====== Exercise material ======

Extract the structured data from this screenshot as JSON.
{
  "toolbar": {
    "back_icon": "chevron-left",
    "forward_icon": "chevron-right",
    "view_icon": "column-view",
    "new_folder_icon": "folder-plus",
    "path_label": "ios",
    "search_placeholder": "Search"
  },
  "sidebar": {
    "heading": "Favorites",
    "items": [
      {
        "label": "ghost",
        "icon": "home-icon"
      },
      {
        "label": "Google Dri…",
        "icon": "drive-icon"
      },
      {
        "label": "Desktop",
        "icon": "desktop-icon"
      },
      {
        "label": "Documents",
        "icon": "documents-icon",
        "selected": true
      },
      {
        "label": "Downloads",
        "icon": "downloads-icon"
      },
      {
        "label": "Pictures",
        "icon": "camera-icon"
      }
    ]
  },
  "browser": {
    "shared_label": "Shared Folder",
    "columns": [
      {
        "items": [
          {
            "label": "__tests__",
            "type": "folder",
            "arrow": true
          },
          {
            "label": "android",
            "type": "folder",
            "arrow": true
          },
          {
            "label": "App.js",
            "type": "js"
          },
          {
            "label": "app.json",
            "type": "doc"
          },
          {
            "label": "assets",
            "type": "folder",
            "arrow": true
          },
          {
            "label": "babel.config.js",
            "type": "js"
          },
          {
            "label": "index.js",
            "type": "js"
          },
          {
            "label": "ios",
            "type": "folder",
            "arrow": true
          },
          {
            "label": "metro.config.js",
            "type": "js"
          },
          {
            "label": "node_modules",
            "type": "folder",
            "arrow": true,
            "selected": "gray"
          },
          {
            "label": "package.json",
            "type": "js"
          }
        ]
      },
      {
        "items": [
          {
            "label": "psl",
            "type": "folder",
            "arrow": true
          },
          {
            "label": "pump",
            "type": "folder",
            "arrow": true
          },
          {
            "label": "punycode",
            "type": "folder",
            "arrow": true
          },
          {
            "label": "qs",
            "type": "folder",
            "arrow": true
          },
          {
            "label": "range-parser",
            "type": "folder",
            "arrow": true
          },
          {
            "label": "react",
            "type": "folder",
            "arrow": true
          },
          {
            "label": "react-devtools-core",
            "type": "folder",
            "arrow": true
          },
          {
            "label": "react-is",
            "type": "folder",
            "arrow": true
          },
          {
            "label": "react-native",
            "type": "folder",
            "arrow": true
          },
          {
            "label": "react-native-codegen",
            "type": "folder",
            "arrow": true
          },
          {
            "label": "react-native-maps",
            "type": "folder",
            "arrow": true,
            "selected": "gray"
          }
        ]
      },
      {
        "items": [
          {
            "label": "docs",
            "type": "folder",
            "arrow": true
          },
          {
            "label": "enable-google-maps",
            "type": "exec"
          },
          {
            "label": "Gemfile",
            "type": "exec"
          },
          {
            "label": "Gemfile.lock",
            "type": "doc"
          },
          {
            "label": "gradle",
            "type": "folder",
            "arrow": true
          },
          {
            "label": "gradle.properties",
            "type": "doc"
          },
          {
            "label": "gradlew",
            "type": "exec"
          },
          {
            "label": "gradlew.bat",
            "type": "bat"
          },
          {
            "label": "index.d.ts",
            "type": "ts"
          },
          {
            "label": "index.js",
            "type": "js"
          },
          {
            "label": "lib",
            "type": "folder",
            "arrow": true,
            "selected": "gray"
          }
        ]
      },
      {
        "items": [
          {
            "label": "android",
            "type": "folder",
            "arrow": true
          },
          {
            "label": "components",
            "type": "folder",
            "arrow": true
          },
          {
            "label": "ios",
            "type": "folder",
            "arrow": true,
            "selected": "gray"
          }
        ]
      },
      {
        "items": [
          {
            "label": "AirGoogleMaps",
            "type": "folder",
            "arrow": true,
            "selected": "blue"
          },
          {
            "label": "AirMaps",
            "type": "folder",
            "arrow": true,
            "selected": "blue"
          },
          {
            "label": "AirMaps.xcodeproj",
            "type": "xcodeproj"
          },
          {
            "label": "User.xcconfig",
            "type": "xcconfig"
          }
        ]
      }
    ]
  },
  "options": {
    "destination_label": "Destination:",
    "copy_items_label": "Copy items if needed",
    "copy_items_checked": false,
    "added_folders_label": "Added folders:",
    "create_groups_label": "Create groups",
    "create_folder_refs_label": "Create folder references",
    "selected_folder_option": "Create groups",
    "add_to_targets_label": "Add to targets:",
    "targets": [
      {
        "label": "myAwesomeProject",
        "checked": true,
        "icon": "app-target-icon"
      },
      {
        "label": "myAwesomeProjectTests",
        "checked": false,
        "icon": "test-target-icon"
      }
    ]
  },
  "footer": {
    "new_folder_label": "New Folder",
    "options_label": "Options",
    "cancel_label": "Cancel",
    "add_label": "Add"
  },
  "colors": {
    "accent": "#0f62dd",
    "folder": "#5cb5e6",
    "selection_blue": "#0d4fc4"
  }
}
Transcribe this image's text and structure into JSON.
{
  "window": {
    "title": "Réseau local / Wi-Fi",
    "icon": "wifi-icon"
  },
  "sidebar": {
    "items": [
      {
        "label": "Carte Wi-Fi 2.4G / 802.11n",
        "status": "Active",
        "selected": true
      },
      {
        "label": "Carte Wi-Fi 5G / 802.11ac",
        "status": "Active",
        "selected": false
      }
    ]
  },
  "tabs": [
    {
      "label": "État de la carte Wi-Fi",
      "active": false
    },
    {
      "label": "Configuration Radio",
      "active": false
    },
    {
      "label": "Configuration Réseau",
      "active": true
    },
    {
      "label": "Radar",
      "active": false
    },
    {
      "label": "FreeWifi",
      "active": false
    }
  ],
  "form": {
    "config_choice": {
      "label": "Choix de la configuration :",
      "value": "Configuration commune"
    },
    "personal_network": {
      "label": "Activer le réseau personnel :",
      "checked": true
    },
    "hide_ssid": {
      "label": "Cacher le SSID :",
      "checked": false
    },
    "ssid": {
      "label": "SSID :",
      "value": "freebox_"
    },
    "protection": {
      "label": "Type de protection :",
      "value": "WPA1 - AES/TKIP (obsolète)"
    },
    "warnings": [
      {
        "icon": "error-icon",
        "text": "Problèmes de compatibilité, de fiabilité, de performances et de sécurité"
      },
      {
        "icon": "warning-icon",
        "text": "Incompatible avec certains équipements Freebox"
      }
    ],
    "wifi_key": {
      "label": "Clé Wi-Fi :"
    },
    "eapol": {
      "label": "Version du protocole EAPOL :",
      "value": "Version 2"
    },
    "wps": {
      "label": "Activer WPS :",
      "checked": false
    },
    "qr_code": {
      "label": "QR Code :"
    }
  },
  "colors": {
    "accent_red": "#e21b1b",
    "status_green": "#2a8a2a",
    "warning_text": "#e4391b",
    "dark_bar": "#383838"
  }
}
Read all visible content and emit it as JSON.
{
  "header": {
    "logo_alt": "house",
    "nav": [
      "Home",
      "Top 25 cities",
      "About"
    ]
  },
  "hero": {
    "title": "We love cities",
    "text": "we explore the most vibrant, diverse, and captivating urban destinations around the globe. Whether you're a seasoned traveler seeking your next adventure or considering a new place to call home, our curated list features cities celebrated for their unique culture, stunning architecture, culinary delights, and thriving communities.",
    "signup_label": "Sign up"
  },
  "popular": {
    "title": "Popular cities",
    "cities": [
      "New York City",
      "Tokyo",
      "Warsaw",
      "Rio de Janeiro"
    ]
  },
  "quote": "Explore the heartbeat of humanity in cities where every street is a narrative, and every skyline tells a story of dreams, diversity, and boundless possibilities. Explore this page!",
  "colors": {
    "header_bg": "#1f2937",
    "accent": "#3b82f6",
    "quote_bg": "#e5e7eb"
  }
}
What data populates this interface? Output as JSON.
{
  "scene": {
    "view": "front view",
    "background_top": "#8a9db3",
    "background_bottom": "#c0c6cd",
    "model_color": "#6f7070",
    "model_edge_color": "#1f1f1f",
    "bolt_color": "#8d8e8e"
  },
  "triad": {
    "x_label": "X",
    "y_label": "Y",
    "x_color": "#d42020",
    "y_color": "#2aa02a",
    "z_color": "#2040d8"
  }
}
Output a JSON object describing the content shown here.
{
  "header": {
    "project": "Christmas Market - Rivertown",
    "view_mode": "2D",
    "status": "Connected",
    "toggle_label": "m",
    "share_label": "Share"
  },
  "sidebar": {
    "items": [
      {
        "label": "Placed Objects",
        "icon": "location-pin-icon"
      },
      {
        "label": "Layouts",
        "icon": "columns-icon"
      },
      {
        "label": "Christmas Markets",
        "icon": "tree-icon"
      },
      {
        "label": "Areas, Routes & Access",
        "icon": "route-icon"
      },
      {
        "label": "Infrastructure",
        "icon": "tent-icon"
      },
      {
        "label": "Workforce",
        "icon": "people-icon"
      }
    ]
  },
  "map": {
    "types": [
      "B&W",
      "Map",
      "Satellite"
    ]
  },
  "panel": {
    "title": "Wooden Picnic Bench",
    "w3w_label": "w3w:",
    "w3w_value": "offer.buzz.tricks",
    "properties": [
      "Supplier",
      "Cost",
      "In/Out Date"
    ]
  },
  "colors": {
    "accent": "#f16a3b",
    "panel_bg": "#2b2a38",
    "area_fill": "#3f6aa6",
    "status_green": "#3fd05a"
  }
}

======

_Written task_
Check each line of the entries above for the word "chevron". List the ones that have it.

_Task result_
    "back_icon": "chevron-left",
    "forward_icon": "chevron-right",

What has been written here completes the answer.